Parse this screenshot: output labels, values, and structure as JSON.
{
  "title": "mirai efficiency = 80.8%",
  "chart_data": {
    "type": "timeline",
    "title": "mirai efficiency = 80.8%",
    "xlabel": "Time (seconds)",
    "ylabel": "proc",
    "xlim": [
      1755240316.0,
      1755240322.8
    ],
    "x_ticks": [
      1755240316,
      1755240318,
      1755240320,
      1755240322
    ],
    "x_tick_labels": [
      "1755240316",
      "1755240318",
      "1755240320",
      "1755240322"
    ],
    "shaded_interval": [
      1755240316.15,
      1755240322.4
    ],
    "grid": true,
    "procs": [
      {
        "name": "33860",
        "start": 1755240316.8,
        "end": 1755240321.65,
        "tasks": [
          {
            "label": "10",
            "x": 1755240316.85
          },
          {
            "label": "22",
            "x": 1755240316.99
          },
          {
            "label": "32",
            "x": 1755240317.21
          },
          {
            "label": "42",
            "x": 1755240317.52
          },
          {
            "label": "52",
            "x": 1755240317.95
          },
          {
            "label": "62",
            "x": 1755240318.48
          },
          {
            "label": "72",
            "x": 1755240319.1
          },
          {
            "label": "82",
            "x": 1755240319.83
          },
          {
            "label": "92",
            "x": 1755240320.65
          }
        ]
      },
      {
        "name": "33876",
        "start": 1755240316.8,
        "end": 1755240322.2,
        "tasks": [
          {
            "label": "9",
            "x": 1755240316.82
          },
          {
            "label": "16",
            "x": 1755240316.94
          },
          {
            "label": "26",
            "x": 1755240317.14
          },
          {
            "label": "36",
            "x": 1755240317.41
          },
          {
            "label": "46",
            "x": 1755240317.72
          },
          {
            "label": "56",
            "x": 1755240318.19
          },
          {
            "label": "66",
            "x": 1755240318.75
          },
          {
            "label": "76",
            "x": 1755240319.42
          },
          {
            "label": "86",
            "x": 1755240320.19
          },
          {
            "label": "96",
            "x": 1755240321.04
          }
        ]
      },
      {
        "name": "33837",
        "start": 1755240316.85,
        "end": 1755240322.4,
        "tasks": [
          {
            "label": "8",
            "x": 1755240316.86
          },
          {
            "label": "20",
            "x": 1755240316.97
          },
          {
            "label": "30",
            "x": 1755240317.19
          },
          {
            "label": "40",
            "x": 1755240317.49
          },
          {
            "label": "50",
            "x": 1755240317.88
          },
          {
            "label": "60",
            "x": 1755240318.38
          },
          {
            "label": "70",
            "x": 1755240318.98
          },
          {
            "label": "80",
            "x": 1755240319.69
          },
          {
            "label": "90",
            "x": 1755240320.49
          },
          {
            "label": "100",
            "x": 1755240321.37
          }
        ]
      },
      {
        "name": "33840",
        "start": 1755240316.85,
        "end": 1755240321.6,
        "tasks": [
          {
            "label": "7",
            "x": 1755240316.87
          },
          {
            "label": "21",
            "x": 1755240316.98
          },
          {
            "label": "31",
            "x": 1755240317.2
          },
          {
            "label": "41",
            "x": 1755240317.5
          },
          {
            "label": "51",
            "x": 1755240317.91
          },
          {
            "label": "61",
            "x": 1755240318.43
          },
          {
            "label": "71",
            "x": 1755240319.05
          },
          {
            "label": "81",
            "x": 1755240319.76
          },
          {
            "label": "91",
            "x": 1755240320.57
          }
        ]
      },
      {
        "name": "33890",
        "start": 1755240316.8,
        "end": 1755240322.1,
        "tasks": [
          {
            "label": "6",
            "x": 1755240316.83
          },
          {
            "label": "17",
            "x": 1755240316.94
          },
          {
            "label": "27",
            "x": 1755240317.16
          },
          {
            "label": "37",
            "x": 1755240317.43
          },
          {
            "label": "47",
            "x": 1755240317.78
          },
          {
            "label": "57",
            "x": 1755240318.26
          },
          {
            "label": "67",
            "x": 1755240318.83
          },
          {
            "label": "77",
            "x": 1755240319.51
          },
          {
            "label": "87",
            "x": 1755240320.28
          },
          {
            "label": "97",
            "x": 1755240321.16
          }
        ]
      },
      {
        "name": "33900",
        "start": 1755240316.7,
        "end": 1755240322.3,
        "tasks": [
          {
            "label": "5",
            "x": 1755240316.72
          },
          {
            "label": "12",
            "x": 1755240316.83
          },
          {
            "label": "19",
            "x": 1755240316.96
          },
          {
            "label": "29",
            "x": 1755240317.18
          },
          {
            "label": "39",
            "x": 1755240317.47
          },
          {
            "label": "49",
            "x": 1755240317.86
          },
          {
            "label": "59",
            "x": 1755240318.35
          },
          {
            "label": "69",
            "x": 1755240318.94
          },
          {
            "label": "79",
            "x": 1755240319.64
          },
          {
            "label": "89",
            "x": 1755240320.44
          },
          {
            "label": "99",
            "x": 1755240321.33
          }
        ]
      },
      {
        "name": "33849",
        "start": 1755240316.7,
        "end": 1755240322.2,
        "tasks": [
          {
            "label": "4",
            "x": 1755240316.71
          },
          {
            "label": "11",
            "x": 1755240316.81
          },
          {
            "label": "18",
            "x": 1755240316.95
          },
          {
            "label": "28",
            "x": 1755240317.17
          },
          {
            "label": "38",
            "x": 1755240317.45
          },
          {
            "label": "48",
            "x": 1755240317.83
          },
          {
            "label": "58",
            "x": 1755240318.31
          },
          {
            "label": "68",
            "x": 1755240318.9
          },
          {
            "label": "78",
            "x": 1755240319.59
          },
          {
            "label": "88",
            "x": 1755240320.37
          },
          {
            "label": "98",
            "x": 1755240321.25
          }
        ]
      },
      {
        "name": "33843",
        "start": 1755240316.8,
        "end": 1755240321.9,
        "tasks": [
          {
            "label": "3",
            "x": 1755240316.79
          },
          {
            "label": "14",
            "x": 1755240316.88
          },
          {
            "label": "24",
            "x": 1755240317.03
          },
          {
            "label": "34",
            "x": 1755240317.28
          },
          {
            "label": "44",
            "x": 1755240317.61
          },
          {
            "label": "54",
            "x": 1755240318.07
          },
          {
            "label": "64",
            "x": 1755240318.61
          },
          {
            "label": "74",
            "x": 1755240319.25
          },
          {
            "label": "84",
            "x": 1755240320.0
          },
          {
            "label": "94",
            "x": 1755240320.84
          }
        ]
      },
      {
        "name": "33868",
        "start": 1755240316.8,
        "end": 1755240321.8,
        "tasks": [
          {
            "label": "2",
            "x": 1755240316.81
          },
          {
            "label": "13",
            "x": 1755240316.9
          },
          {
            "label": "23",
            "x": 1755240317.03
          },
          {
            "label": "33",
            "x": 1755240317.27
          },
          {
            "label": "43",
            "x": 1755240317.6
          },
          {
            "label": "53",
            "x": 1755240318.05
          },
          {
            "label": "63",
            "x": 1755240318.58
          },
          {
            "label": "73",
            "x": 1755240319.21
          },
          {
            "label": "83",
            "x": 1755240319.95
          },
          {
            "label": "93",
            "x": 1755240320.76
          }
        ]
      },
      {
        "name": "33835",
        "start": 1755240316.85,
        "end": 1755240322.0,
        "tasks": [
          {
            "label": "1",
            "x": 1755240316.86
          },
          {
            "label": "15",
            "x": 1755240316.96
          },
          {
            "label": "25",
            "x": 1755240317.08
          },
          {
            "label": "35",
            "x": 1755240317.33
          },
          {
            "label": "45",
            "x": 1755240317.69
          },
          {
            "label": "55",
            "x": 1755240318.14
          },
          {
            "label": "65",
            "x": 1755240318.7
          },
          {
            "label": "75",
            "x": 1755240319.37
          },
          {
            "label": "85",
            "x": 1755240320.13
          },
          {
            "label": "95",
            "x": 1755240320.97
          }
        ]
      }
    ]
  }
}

*Problem statement*. From the records above, please extract every line and repeat it exactly.

*The result*.
Parse this screenshot: output labels, values, and structure as JSON.
{
  "title": "mirai efficiency = 80.8%",
  "chart_data": {
    "type": "timeline",
    "title": "mirai efficiency = 80.8%",
    "xlabel": "Time (seconds)",
    "ylabel": "proc",
    "xlim": [
      1755240316.0,
      1755240322.8
    ],
    "x_ticks": [
      1755240316,
      1755240318,
      1755240320,
      1755240322
    ],
    "x_tick_labels": [
      "1755240316",
      "1755240318",
      "1755240320",
      "1755240322"
    ],
    "shaded_interval": [
      1755240316.15,
      1755240322.4
    ],
    "grid": true,
    "procs": [
      {
        "name": "33860",
        "start": 1755240316.8,
        "end": 1755240321.65,
        "tasks": [
          {
            "label": "10",
            "x": 1755240316.85
          },
          {
            "label": "22",
            "x": 1755240316.99
          },
          {
            "label": "32",
            "x": 1755240317.21
          },
          {
            "label": "42",
            "x": 1755240317.52
          },
          {
            "label": "52",
            "x": 1755240317.95
          },
          {
            "label": "62",
            "x": 1755240318.48
          },
          {
            "label": "72",
            "x": 1755240319.1
          },
          {
            "label": "82",
            "x": 1755240319.83
          },
          {
            "label": "92",
            "x": 1755240320.65
          }
        ]
      },
      {
        "name": "33876",
        "start": 1755240316.8,
        "end": 1755240322.2,
        "tasks": [
          {
            "label": "9",
            "x": 1755240316.82
          },
          {
            "label": "16",
            "x": 1755240316.94
          },
          {
            "label": "26",
            "x": 1755240317.14
          },
          {
            "label": "36",
            "x": 1755240317.41
          },
          {
            "label": "46",
            "x": 1755240317.72
          },
          {
            "label": "56",
            "x": 1755240318.19
          },
          {
            "label": "66",
            "x": 1755240318.75
          },
          {
            "label": "76",
            "x": 1755240319.42
          },
          {
            "label": "86",
            "x": 1755240320.19
          },
          {
            "label": "96",
            "x": 1755240321.04
          }
        ]
      },
      {
        "name": "33837",
        "start": 1755240316.85,
        "end": 1755240322.4,
        "tasks": [
          {
            "label": "8",
            "x": 1755240316.86
          },
          {
            "label": "20",
            "x": 1755240316.97
          },
          {
            "label": "30",
            "x": 1755240317.19
          },
          {
            "label": "40",
            "x": 1755240317.49
          },
          {
            "label": "50",
            "x": 1755240317.88
          },
          {
            "label": "60",
            "x": 1755240318.38
          },
          {
            "label": "70",
            "x": 1755240318.98
          },
          {
            "label": "80",
            "x": 1755240319.69
          },
          {
            "label": "90",
            "x": 1755240320.49
          },
          {
            "label": "100",
            "x": 1755240321.37
          }
        ]
      },
      {
        "name": "33840",
        "start": 1755240316.85,
        "end": 1755240321.6,
        "tasks": [
          {
            "label": "7",
            "x": 1755240316.87
          },
          {
            "label": "21",
            "x": 1755240316.98
          },
          {
            "label": "31",
            "x": 1755240317.2
          },
          {
            "label": "41",
            "x": 1755240317.5
          },
          {
            "label": "51",
            "x": 1755240317.91
          },
          {
            "label": "61",
            "x": 1755240318.43
          },
          {
            "label": "71",
            "x": 1755240319.05
          },
          {
            "label": "81",
            "x": 1755240319.76
          },
          {
            "label": "91",
            "x": 1755240320.57
          }
        ]
      },
      {
        "name": "33890",
        "start": 1755240316.8,
        "end": 1755240322.1,
        "tasks": [
          {
            "label": "6",
            "x": 1755240316.83
          },
          {
            "label": "17",
            "x": 1755240316.94
          },
          {
            "label": "27",
            "x": 1755240317.16
          },
          {
            "label": "37",
            "x": 1755240317.43
          },
          {
            "label": "47",
            "x": 1755240317.78
          },
          {
            "label": "57",
            "x": 1755240318.26
          },
          {
            "label": "67",
            "x": 1755240318.83
          },
          {
            "label": "77",
            "x": 1755240319.51
          },
          {
            "label": "87",
            "x": 1755240320.28
          },
          {
            "label": "97",
            "x": 1755240321.16
          }
        ]
      },
      {
        "name": "33900",
        "start": 1755240316.7,
        "end": 1755240322.3,
        "tasks": [
          {
            "label": "5",
            "x": 1755240316.72
          },
          {
            "label": "12",
            "x": 1755240316.83
          },
          {
            "label": "19",
            "x": 1755240316.96
          },
          {
            "label": "29",
            "x": 1755240317.18
          },
          {
            "label": "39",
            "x": 1755240317.47
          },
          {
            "label": "49",
            "x": 1755240317.86
          },
          {
            "label": "59",
            "x": 1755240318.35
          },
          {
            "label": "69",
            "x": 1755240318.94
          },
          {
            "label": "79",
            "x": 1755240319.64
          },
          {
            "label": "89",
            "x": 1755240320.44
          },
          {
            "label": "99",
            "x": 1755240321.33
          }
        ]
      },
      {
        "name": "33849",
        "start": 1755240316.7,
        "end": 1755240322.2,
        "tasks": [
          {
            "label": "4",
            "x": 1755240316.71
          },
          {
            "label": "11",
            "x": 1755240316.81
          },
          {
            "label": "18",
            "x": 1755240316.95
          },
          {
            "label": "28",
            "x": 1755240317.17
          },
          {
            "label": "38",
            "x": 1755240317.45
          },
          {
            "label": "48",
            "x": 1755240317.83
          },
          {
            "label": "58",
            "x": 1755240318.31
          },
          {
            "label": "68",
            "x": 1755240318.9
          },
          {
            "label": "78",
            "x": 1755240319.59
          },
          {
            "label": "88",
            "x": 1755240320.37
          },
          {
            "label": "98",
            "x": 1755240321.25
          }
        ]
      },
      {
        "name": "33843",
        "start": 1755240316.8,
        "end": 1755240321.9,
        "tasks": [
          {
            "label": "3",
            "x": 1755240316.79
          },
          {
            "label": "14",
            "x": 1755240316.88
          },
          {
            "label": "24",
            "x": 1755240317.03
          },
          {
            "label": "34",
            "x": 1755240317.28
          },
          {
            "label": "44",
            "x": 1755240317.61
          },
          {
            "label": "54",
            "x": 1755240318.07
          },
          {
            "label": "64",
            "x": 1755240318.61
          },
          {
            "label": "74",
            "x": 1755240319.25
          },
          {
            "label": "84",
            "x": 1755240320.0
          },
          {
            "label": "94",
            "x": 1755240320.84
          }
        ]
      },
      {
        "name": "33868",
        "start": 1755240316.8,
        "end": 1755240321.8,
        "tasks": [
          {
            "label": "2",
            "x": 1755240316.81
          },
          {
            "label": "13",
            "x": 1755240316.9
          },
          {
            "label": "23",
            "x": 1755240317.03
          },
          {
            "label": "33",
            "x": 1755240317.27
          },
          {
            "label": "43",
            "x": 1755240317.6
          },
          {
            "label": "53",
            "x": 1755240318.05
          },
          {
            "label": "63",
            "x": 1755240318.58
          },
          {
            "label": "73",
            "x": 1755240319.21
          },
          {
            "label": "83",
            "x": 1755240319.95
          },
          {
            "label": "93",
            "x": 1755240320.76
          }
        ]
      },
      {
        "name": "33835",
        "start": 1755240316.85,
        "end": 1755240322.0,
        "tasks": [
          {
            "label": "1",
            "x": 1755240316.86
          },
          {
            "label": "15",
            "x": 1755240316.96
          },
          {
            "label": "25",
            "x": 1755240317.08
          },
          {
            "label": "35",
            "x": 1755240317.33
          },
          {
            "label": "45",
            "x": 1755240317.69
          },
          {
            "label": "55",
            "x": 1755240318.14
          },
          {
            "label": "65",
            "x": 1755240318.7
          },
          {
            "label": "75",
            "x": 1755240319.37
          },
          {
            "label": "85",
            "x": 1755240320.13
          },
          {
            "label": "95",
            "x": 1755240320.97
          }
        ]
      }
    ]
  }
}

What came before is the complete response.